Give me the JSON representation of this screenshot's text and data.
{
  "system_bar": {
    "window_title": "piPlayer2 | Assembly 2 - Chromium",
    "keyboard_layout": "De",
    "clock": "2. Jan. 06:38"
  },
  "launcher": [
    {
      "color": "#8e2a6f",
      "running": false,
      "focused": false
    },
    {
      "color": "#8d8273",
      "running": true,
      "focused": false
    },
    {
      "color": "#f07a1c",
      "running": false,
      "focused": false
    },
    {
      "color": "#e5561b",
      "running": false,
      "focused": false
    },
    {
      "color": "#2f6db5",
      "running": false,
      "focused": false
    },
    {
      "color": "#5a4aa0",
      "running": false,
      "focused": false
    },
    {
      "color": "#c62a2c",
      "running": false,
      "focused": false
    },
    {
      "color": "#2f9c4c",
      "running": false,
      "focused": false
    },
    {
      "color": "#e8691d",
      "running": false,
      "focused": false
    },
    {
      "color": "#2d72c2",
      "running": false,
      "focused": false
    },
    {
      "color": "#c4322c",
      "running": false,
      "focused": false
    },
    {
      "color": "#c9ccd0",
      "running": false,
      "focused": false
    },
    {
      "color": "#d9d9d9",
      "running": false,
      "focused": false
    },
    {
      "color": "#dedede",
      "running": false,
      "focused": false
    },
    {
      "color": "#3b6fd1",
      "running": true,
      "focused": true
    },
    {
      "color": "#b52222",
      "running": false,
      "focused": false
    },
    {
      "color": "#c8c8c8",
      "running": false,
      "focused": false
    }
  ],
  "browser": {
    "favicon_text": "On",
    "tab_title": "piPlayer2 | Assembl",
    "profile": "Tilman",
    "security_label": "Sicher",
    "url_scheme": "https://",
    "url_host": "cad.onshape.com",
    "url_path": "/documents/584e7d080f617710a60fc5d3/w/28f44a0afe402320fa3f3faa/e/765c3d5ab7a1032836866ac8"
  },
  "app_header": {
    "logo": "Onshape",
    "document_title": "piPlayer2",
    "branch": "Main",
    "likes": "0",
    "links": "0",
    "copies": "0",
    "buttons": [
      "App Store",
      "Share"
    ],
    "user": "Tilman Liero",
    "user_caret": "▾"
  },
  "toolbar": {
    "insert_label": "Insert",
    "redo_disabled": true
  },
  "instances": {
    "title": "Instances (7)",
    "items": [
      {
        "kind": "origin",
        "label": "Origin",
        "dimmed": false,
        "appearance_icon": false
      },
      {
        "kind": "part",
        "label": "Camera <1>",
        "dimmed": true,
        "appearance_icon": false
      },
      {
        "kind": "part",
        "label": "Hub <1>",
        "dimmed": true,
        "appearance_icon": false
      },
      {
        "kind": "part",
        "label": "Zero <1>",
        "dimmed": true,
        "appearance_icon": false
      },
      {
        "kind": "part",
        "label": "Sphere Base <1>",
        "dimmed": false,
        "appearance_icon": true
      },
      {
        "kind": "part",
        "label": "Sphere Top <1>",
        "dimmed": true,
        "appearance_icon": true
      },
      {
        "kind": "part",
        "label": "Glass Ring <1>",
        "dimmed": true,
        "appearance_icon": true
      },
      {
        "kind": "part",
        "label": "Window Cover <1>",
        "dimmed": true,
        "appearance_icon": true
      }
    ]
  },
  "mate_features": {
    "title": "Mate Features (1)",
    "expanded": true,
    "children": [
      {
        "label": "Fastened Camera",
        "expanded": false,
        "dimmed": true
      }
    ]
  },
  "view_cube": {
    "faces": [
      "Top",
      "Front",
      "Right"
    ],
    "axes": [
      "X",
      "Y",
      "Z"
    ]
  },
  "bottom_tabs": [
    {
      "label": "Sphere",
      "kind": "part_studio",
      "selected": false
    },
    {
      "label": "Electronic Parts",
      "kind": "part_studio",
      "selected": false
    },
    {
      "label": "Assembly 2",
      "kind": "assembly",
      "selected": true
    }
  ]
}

### Challenge
Which lines include the word "Sphere"? List them all.

### Correct output
        "label": "Sphere Base <1>",
        "label": "Sphere Top <1>",
      "label": "Sphere",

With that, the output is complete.